[Stored records]
◇ ◇ ◇ ◇ ◇
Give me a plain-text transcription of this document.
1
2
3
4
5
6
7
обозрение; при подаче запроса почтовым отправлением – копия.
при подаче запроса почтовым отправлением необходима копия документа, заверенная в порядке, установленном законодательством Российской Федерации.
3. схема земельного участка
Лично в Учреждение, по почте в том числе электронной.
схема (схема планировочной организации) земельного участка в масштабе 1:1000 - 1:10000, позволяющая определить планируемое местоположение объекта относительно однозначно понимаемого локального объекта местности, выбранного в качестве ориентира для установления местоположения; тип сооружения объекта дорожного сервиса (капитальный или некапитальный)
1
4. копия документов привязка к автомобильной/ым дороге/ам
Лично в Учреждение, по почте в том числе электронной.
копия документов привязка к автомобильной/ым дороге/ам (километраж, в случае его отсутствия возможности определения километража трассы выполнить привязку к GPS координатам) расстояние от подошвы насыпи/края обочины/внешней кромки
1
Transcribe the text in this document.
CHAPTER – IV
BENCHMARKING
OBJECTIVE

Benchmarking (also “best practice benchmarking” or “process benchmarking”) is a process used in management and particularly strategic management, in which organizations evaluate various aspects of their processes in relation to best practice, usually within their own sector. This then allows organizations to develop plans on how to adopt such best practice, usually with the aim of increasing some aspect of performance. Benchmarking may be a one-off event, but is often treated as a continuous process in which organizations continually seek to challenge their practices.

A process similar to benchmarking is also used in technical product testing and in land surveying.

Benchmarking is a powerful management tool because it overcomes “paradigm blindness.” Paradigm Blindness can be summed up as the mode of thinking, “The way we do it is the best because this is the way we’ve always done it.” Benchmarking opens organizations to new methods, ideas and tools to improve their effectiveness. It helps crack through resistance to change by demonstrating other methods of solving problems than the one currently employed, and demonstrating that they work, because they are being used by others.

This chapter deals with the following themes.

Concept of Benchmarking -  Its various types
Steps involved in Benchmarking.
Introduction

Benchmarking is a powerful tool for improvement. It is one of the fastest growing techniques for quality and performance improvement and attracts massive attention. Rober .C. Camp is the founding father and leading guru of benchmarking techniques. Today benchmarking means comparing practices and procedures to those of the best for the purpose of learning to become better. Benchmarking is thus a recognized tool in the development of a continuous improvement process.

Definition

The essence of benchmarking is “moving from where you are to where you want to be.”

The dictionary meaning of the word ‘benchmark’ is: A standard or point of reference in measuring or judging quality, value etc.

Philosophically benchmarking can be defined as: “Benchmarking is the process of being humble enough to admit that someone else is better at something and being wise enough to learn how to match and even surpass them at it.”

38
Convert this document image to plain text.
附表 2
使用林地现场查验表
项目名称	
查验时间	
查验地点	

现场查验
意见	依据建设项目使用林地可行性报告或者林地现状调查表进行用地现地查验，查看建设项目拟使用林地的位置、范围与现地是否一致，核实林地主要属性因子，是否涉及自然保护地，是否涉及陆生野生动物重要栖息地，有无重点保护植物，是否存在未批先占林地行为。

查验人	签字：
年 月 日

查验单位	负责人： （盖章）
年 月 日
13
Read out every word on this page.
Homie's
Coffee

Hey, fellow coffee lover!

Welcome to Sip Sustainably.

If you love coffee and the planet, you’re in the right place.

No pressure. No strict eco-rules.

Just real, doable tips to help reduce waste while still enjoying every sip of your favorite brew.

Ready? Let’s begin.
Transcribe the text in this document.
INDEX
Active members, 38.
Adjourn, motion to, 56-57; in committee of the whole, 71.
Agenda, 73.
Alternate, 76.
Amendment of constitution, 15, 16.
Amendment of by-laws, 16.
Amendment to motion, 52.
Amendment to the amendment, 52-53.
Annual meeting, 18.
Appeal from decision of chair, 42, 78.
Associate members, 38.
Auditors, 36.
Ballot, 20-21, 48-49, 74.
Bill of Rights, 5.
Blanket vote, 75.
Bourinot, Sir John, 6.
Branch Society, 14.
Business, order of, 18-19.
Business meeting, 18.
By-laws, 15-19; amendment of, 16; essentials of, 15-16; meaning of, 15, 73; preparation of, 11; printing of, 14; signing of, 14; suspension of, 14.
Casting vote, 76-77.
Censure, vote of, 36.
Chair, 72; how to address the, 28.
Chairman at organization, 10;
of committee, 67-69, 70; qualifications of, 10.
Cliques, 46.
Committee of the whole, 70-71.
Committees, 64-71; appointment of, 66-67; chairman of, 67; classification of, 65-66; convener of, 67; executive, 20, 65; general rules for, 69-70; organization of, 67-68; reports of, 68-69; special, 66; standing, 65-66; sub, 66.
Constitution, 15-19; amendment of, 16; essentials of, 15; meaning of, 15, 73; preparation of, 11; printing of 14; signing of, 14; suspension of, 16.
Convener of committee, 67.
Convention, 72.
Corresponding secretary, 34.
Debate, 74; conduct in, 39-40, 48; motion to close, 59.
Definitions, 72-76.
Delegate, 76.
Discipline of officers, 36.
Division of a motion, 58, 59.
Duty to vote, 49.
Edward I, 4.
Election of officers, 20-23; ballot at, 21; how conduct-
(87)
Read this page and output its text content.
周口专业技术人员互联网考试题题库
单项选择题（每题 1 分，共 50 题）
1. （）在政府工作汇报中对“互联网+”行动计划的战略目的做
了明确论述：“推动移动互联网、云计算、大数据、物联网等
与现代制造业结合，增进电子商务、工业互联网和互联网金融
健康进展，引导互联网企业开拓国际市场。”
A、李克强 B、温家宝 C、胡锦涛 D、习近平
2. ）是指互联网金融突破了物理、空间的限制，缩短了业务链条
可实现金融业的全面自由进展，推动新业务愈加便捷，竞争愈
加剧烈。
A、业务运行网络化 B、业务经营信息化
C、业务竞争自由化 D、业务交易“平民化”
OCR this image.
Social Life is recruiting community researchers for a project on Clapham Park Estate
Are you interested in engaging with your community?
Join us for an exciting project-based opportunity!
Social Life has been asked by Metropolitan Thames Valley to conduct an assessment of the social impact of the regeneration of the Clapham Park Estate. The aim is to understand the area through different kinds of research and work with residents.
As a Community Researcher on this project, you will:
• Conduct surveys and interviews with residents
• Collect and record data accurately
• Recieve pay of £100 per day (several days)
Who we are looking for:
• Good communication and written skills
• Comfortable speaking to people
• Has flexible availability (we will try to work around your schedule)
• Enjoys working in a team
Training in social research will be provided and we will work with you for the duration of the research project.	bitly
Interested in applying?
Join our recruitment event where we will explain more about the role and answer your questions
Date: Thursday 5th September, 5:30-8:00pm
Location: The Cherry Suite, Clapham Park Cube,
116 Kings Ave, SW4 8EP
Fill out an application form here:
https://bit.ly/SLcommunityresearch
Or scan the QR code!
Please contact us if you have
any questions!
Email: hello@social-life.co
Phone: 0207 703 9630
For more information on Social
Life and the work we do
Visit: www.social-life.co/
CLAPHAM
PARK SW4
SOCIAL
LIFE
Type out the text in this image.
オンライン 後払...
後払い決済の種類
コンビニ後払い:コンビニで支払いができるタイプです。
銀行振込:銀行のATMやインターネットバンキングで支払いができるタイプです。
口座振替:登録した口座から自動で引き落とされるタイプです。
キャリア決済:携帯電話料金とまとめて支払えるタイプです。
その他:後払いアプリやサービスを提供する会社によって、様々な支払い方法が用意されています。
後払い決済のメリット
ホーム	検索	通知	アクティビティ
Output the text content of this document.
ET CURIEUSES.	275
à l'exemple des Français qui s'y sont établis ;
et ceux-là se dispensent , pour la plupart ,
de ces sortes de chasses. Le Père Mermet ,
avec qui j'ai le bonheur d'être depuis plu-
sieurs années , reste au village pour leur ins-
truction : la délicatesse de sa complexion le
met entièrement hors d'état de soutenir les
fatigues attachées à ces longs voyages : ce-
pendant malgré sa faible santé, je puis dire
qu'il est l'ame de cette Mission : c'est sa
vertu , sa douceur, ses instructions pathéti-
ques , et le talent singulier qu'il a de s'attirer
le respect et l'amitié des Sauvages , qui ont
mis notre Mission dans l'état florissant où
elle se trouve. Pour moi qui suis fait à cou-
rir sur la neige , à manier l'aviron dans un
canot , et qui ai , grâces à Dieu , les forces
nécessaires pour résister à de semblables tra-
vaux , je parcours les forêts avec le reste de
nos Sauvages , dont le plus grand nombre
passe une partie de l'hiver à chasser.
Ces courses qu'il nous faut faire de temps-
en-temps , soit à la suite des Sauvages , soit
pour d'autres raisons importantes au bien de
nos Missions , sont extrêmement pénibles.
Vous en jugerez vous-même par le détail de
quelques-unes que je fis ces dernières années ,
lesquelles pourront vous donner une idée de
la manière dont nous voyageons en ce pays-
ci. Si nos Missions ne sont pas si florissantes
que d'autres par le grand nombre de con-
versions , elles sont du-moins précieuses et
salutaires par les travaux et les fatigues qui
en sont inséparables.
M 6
◇ ◇ ◇ ◇ ◇
PROBLEM DESCRIPTION - From the records above, pull out every line containing the word "rules".

ANSWER -
No pressure. No strict eco-rules.
Committees, 64-71; appointment of, 66-67; chairman of, 67; classification of, 65-66; convener of, 67; executive, 20, 65; general rules for, 69-70; organization of, 67-68; reports of, 68-69; special, 66; standing, 65-66; sub, 66.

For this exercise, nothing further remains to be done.